REQUIRED TASK: In full and without deviation, write out the entries that follow.

──────

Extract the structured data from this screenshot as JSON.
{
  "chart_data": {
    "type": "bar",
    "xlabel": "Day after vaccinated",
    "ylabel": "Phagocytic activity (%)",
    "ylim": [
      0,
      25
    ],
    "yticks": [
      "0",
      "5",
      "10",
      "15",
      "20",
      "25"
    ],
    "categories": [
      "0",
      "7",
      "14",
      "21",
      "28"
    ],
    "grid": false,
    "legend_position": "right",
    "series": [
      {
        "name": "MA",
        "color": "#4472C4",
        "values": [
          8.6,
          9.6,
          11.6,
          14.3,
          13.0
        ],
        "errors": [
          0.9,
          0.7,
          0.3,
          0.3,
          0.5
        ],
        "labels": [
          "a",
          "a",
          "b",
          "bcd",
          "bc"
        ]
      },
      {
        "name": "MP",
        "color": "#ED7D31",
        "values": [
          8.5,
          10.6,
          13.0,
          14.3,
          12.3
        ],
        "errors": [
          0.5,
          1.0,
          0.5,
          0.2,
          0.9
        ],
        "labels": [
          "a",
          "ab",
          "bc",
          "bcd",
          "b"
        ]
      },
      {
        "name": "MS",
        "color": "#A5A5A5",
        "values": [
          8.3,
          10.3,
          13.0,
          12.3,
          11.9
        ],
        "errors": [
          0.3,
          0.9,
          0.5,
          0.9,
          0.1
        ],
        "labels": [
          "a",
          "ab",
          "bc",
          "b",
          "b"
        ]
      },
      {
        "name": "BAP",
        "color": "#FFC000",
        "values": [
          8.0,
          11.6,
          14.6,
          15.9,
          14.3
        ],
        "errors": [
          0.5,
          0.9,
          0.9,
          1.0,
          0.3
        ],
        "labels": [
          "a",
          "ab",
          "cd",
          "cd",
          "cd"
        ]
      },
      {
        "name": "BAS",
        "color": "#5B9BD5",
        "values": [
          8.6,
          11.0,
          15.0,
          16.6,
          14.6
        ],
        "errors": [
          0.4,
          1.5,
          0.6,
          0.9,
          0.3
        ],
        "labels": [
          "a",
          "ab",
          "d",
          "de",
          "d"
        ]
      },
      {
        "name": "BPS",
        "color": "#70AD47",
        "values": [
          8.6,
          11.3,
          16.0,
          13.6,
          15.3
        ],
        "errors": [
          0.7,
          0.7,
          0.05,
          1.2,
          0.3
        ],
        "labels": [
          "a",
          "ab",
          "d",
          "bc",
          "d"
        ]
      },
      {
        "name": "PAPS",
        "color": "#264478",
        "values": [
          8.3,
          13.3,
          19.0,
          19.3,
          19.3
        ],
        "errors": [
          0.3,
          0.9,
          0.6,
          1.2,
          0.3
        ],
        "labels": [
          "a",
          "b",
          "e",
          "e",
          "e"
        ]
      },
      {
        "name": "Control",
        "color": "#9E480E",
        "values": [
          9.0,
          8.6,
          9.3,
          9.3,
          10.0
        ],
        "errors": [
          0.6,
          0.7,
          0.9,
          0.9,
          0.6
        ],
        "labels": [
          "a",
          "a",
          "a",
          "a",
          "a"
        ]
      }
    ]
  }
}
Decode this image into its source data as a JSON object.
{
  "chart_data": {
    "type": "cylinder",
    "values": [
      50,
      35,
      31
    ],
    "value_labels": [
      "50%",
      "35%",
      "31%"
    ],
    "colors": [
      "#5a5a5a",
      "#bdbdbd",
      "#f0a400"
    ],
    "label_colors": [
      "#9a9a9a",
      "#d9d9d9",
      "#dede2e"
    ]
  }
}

──────

RESULT BELOW:
Extract the structured data from this screenshot as JSON.
{
  "chart_data": {
    "type": "bar",
    "xlabel": "Day after vaccinated",
    "ylabel": "Phagocytic activity (%)",
    "ylim": [
      0,
      25
    ],
    "yticks": [
      "0",
      "5",
      "10",
      "15",
      "20",
      "25"
    ],
    "categories": [
      "0",
      "7",
      "14",
      "21",
      "28"
    ],
    "grid": false,
    "legend_position": "right",
    "series": [
      {
        "name": "MA",
        "color": "#4472C4",
        "values": [
          8.6,
          9.6,
          11.6,
          14.3,
          13.0
        ],
        "errors": [
          0.9,
          0.7,
          0.3,
          0.3,
          0.5
        ],
        "labels": [
          "a",
          "a",
          "b",
          "bcd",
          "bc"
        ]
      },
      {
        "name": "MP",
        "color": "#ED7D31",
        "values": [
          8.5,
          10.6,
          13.0,
          14.3,
          12.3
        ],
        "errors": [
          0.5,
          1.0,
          0.5,
          0.2,
          0.9
        ],
        "labels": [
          "a",
          "ab",
          "bc",
          "bcd",
          "b"
        ]
      },
      {
        "name": "MS",
        "color": "#A5A5A5",
        "values": [
          8.3,
          10.3,
          13.0,
          12.3,
          11.9
        ],
        "errors": [
          0.3,
          0.9,
          0.5,
          0.9,
          0.1
        ],
        "labels": [
          "a",
          "ab",
          "bc",
          "b",
          "b"
        ]
      },
      {
        "name": "BAP",
        "color": "#FFC000",
        "values": [
          8.0,
          11.6,
          14.6,
          15.9,
          14.3
        ],
        "errors": [
          0.5,
          0.9,
          0.9,
          1.0,
          0.3
        ],
        "labels": [
          "a",
          "ab",
          "cd",
          "cd",
          "cd"
        ]
      },
      {
        "name": "BAS",
        "color": "#5B9BD5",
        "values": [
          8.6,
          11.0,
          15.0,
          16.6,
          14.6
        ],
        "errors": [
          0.4,
          1.5,
          0.6,
          0.9,
          0.3
        ],
        "labels": [
          "a",
          "ab",
          "d",
          "de",
          "d"
        ]
      },
      {
        "name": "BPS",
        "color": "#70AD47",
        "values": [
          8.6,
          11.3,
          16.0,
          13.6,
          15.3
        ],
        "errors": [
          0.7,
          0.7,
          0.05,
          1.2,
          0.3
        ],
        "labels": [
          "a",
          "ab",
          "d",
          "bc",
          "d"
        ]
      },
      {
        "name": "PAPS",
        "color": "#264478",
        "values": [
          8.3,
          13.3,
          19.0,
          19.3,
          19.3
        ],
        "errors": [
          0.3,
          0.9,
          0.6,
          1.2,
          0.3
        ],
        "labels": [
          "a",
          "b",
          "e",
          "e",
          "e"
        ]
      },
      {
        "name": "Control",
        "color": "#9E480E",
        "values": [
          9.0,
          8.6,
          9.3,
          9.3,
          10.0
        ],
        "errors": [
          0.6,
          0.7,
          0.9,
          0.9,
          0.6
        ],
        "labels": [
          "a",
          "a",
          "a",
          "a",
          "a"
        ]
      }
    ]
  }
}
Decode this image into its source data as a JSON object.
{
  "chart_data": {
    "type": "cylinder",
    "values": [
      50,
      35,
      31
    ],
    "value_labels": [
      "50%",
      "35%",
      "31%"
    ],
    "colors": [
      "#5a5a5a",
      "#bdbdbd",
      "#f0a400"
    ],
    "label_colors": [
      "#9a9a9a",
      "#d9d9d9",
      "#dede2e"
    ]
  }
}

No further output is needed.